Job
Out of the lines below, please list those that hold the string "value".

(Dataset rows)
****************
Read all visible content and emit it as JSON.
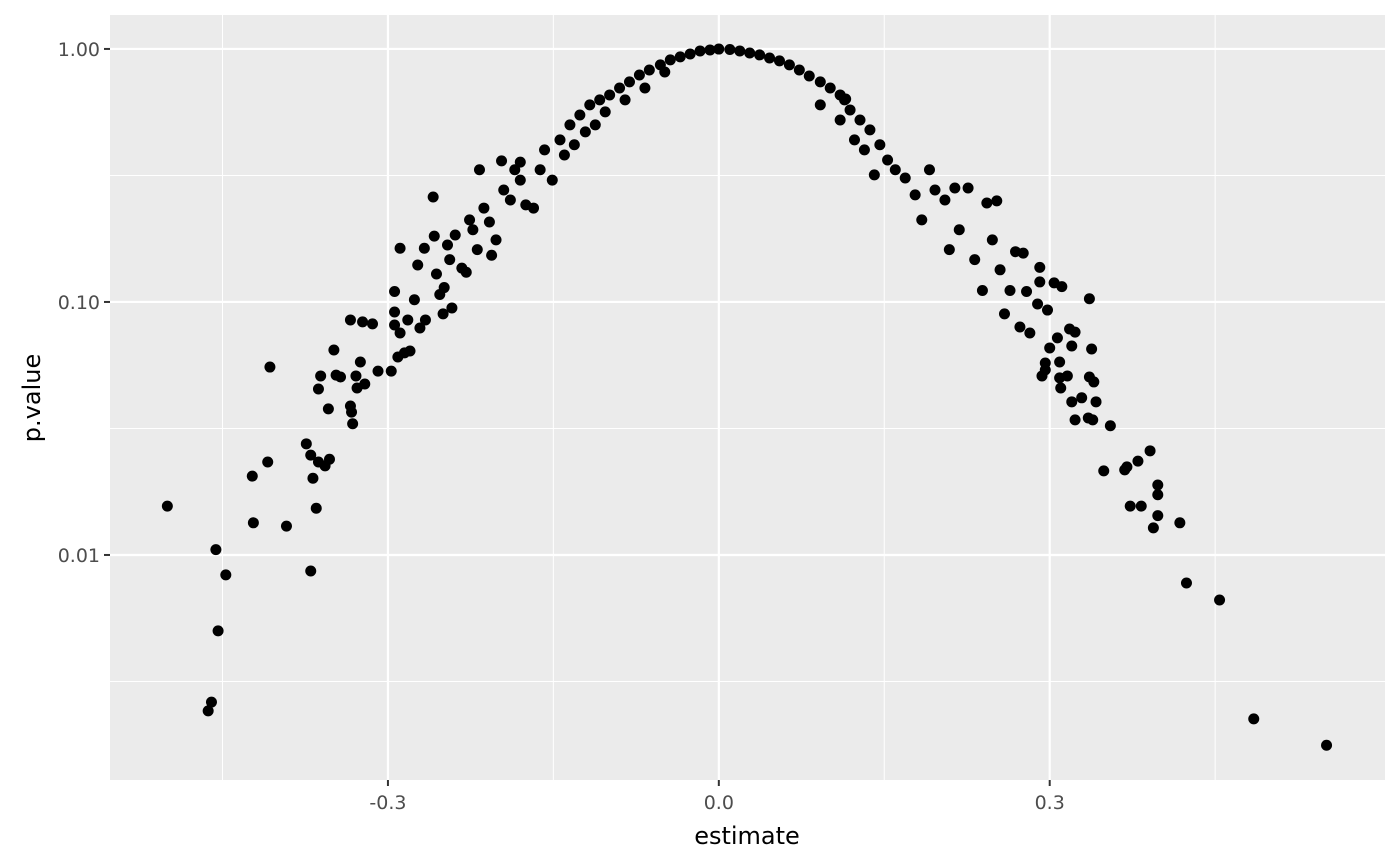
{
  "chart_data": {
    "type": "scatter",
    "x_label": "estimate",
    "y_label": "p.value",
    "xlim": [
      -0.552,
      0.604
    ],
    "ylim": [
      0.00129,
      1.362
    ],
    "ylog": true,
    "grid": true,
    "color": "#000000",
    "xticks": [
      -0.3,
      {
        "value": 0,
        "label": "0.0"
      },
      0.3
    ],
    "yticks": [
      {
        "value": 0.01,
        "label": "0.01"
      },
      {
        "value": 0.1,
        "label": "0.10"
      },
      {
        "value": 1,
        "label": "1.00"
      }
    ],
    "x": [
      -0.5,
      -0.456,
      -0.447,
      -0.454,
      -0.46,
      -0.463,
      -0.423,
      -0.422,
      -0.409,
      -0.407,
      -0.392,
      -0.374,
      -0.37,
      -0.368,
      -0.365,
      -0.37,
      -0.363,
      -0.357,
      -0.353,
      -0.363,
      -0.361,
      -0.354,
      -0.349,
      -0.347,
      -0.343,
      -0.334,
      -0.334,
      -0.333,
      -0.332,
      -0.329,
      -0.328,
      -0.325,
      -0.323,
      -0.321,
      -0.314,
      -0.309,
      -0.297,
      -0.294,
      -0.289,
      -0.291,
      -0.285,
      -0.28,
      -0.294,
      -0.294,
      -0.289,
      -0.282,
      -0.276,
      -0.273,
      -0.271,
      -0.267,
      -0.266,
      -0.259,
      -0.258,
      -0.256,
      -0.253,
      -0.25,
      -0.246,
      -0.242,
      -0.249,
      -0.244,
      -0.239,
      -0.233,
      -0.229,
      -0.226,
      -0.223,
      -0.217,
      -0.219,
      -0.213,
      -0.208,
      -0.206,
      -0.202,
      -0.197,
      -0.195,
      -0.189,
      -0.185,
      -0.18,
      -0.175,
      -0.168,
      -0.18,
      -0.162,
      -0.158,
      -0.151,
      -0.144,
      -0.135,
      -0.126,
      -0.117,
      -0.108,
      -0.099,
      -0.09,
      -0.081,
      -0.072,
      -0.063,
      -0.053,
      -0.044,
      -0.035,
      -0.026,
      -0.017,
      -0.008,
      0.0,
      -0.14,
      -0.131,
      -0.121,
      -0.112,
      -0.103,
      -0.085,
      -0.067,
      -0.049,
      0.551,
      0.485,
      0.454,
      0.424,
      0.418,
      0.398,
      0.398,
      0.398,
      0.391,
      0.394,
      0.38,
      0.373,
      0.383,
      0.368,
      0.37,
      0.349,
      0.355,
      0.342,
      0.34,
      0.336,
      0.338,
      0.336,
      0.339,
      0.335,
      0.329,
      0.323,
      0.32,
      0.316,
      0.32,
      0.318,
      0.323,
      0.311,
      0.31,
      0.309,
      0.304,
      0.309,
      0.307,
      0.3,
      0.296,
      0.293,
      0.296,
      0.298,
      0.291,
      0.289,
      0.291,
      0.282,
      0.276,
      0.279,
      0.273,
      0.269,
      0.264,
      0.259,
      0.255,
      0.252,
      0.243,
      0.248,
      0.239,
      0.226,
      0.232,
      0.218,
      0.214,
      0.209,
      0.205,
      0.196,
      0.191,
      0.184,
      0.178,
      0.169,
      0.16,
      0.153,
      0.146,
      0.137,
      0.128,
      0.119,
      0.114,
      0.11,
      0.101,
      0.092,
      0.082,
      0.073,
      0.064,
      0.055,
      0.046,
      0.037,
      0.028,
      0.019,
      0.01,
      0.115,
      0.141,
      0.132,
      0.123,
      0.11,
      0.092
    ],
    "y": [
      0.0156,
      0.0105,
      0.00834,
      0.00501,
      0.00262,
      0.00242,
      0.0205,
      0.0134,
      0.0233,
      0.0553,
      0.013,
      0.0275,
      0.0248,
      0.0201,
      0.0153,
      0.00864,
      0.0233,
      0.0225,
      0.0239,
      0.0453,
      0.051,
      0.0378,
      0.0646,
      0.0514,
      0.0505,
      0.0849,
      0.0388,
      0.0367,
      0.033,
      0.051,
      0.0457,
      0.0579,
      0.0834,
      0.0474,
      0.0819,
      0.0533,
      0.0533,
      0.11,
      0.163,
      0.0606,
      0.0629,
      0.064,
      0.0913,
      0.0811,
      0.0754,
      0.0849,
      0.102,
      0.14,
      0.0789,
      0.163,
      0.0849,
      0.26,
      0.182,
      0.129,
      0.107,
      0.0897,
      0.168,
      0.0947,
      0.114,
      0.147,
      0.184,
      0.136,
      0.131,
      0.211,
      0.193,
      0.333,
      0.161,
      0.235,
      0.207,
      0.153,
      0.176,
      0.361,
      0.277,
      0.253,
      0.333,
      0.303,
      0.242,
      0.235,
      0.357,
      0.333,
      0.399,
      0.303,
      0.437,
      0.501,
      0.548,
      0.601,
      0.629,
      0.658,
      0.701,
      0.741,
      0.789,
      0.826,
      0.865,
      0.905,
      0.93,
      0.955,
      0.982,
      0.991,
      0.999,
      0.381,
      0.418,
      0.47,
      0.501,
      0.564,
      0.629,
      0.701,
      0.811,
      0.00177,
      0.00225,
      0.00664,
      0.00775,
      0.0134,
      0.0189,
      0.0173,
      0.0143,
      0.0258,
      0.0128,
      0.0235,
      0.0156,
      0.0156,
      0.0217,
      0.0223,
      0.0215,
      0.0324,
      0.0403,
      0.0483,
      0.0505,
      0.0652,
      0.103,
      0.0342,
      0.0348,
      0.0418,
      0.0342,
      0.0403,
      0.051,
      0.067,
      0.0782,
      0.076,
      0.115,
      0.0457,
      0.0579,
      0.119,
      0.0501,
      0.0721,
      0.0658,
      0.0539,
      0.051,
      0.0574,
      0.0929,
      0.137,
      0.0982,
      0.12,
      0.0754,
      0.156,
      0.11,
      0.0796,
      0.158,
      0.111,
      0.0897,
      0.134,
      0.251,
      0.246,
      0.176,
      0.111,
      0.282,
      0.147,
      0.193,
      0.282,
      0.161,
      0.253,
      0.277,
      0.333,
      0.211,
      0.265,
      0.309,
      0.333,
      0.364,
      0.418,
      0.479,
      0.524,
      0.574,
      0.629,
      0.658,
      0.701,
      0.741,
      0.782,
      0.826,
      0.865,
      0.897,
      0.921,
      0.947,
      0.964,
      0.982,
      0.995,
      0.634,
      0.318,
      0.399,
      0.437,
      0.524,
      0.601
    ]
  }
}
****************
Answer
    "y_label": "p.value",
        "value": 0,
        "value": 0.01,
        "value": 0.1,
        "value": 1,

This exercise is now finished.